■ RECORDS SUPPLIED

+ + + +

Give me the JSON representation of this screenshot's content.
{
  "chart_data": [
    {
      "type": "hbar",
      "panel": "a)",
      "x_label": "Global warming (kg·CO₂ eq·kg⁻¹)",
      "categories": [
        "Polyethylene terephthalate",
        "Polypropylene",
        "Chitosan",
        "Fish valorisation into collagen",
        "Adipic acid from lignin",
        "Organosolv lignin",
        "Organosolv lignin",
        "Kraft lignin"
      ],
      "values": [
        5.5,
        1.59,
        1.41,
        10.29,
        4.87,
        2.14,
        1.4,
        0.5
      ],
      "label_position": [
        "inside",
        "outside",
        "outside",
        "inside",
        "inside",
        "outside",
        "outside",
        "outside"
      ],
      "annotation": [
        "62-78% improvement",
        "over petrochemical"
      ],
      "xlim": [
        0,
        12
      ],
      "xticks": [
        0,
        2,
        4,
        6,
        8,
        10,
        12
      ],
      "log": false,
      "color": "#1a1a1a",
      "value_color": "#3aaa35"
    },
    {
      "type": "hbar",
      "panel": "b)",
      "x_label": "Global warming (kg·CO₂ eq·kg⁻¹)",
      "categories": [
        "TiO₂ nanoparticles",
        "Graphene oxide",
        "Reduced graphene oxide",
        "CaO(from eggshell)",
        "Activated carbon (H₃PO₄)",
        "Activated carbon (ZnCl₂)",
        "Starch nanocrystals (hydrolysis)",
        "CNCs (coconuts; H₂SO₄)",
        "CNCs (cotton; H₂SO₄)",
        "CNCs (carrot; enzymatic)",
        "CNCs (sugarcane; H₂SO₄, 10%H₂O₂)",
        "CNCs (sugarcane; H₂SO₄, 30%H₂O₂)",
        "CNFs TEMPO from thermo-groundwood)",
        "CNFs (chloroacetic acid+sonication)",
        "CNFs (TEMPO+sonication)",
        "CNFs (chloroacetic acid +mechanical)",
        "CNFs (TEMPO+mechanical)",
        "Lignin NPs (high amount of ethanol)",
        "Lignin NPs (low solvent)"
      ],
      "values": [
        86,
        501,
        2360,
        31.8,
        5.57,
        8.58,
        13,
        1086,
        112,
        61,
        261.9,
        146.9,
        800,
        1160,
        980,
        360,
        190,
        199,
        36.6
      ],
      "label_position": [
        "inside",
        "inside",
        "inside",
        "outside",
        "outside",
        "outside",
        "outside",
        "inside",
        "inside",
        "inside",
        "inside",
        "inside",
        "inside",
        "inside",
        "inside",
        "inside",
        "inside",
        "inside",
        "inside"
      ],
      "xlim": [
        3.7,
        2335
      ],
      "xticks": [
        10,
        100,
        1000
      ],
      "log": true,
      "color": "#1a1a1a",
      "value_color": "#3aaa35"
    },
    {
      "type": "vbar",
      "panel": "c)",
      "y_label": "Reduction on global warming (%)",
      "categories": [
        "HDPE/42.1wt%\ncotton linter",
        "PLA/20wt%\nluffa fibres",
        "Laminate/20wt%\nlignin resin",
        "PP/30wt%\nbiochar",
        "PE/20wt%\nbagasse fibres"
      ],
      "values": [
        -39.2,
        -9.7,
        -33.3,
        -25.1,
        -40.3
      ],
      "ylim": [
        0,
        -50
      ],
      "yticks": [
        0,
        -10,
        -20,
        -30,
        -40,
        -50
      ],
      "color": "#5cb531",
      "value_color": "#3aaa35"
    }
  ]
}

+ + + +

■ DO THIS
Look over the listing. Pull out every line with the string "H₂SO₄" in it.

■ FINISHED ANSWER
        "CNCs (coconuts; H₂SO₄)",
        "CNCs (cotton; H₂SO₄)",
        "CNCs (sugarcane; H₂SO₄, 10%H₂O₂)",
        "CNCs (sugarcane; H₂SO₄, 30%H₂O₂)",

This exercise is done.